EXERCISE:
Find and copy each line of the records where the string "中外合作办学" shows up.

Saved data entries:
--- begin ---

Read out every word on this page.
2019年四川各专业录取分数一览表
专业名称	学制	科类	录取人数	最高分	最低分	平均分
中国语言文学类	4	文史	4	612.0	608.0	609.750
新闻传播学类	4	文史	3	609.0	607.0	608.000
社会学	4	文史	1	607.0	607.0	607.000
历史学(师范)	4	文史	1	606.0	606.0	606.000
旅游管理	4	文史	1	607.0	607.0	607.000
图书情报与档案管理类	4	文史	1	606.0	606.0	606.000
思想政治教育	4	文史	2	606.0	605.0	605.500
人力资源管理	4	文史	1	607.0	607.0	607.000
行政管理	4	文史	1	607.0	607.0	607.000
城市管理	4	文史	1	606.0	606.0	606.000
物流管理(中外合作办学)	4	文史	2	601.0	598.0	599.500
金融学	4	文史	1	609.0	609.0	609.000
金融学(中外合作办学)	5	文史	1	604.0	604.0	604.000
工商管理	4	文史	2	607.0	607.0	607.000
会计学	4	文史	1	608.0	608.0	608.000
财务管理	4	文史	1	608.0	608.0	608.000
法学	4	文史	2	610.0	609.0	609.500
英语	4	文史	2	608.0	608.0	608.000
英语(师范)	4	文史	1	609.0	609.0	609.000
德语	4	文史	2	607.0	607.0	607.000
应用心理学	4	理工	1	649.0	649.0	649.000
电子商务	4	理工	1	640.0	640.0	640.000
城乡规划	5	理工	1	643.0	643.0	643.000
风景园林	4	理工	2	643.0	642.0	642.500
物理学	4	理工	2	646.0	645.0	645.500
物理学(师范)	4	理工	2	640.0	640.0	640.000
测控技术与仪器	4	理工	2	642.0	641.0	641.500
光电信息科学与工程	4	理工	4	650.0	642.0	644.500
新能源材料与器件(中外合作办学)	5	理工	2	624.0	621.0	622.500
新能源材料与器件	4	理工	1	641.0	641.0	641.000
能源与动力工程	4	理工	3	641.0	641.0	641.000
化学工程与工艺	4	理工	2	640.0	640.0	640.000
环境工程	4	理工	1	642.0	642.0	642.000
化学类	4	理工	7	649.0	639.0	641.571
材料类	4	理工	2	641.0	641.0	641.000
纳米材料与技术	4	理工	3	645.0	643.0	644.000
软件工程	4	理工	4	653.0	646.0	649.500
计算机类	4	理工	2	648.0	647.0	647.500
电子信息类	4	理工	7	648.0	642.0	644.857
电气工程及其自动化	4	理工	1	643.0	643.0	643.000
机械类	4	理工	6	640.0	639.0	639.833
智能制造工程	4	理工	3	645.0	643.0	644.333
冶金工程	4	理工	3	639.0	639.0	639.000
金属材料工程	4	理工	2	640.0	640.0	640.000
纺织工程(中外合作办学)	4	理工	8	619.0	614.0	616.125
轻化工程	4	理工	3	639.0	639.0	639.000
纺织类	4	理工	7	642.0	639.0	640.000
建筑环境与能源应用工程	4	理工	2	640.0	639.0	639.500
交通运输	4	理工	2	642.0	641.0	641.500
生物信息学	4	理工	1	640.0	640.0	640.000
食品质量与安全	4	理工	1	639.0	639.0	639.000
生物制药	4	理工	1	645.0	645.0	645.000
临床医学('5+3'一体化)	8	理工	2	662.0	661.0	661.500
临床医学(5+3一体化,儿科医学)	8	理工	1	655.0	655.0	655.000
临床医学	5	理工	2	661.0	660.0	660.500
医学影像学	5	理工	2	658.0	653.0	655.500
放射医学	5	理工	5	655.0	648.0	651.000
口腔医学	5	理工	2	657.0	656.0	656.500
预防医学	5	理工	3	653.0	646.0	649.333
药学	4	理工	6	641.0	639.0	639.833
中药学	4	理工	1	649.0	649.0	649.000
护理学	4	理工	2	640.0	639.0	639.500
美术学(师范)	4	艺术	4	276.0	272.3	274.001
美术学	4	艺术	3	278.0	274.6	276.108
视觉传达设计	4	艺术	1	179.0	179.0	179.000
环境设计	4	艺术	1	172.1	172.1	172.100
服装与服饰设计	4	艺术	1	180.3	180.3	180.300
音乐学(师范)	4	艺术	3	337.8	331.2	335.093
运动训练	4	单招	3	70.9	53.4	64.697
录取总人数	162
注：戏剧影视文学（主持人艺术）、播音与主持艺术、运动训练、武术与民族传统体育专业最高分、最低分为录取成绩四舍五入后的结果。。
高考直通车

--- end ---

RESPONSE BELOW:
物流管理(中外合作办学)	4	文史	2	601.0	598.0	599.500
金融学(中外合作办学)	5	文史	1	604.0	604.0	604.000
新能源材料与器件(中外合作办学)	5	理工	2	624.0	621.0	622.500
纺织工程(中外合作办学)	4	理工	8	619.0	614.0	616.125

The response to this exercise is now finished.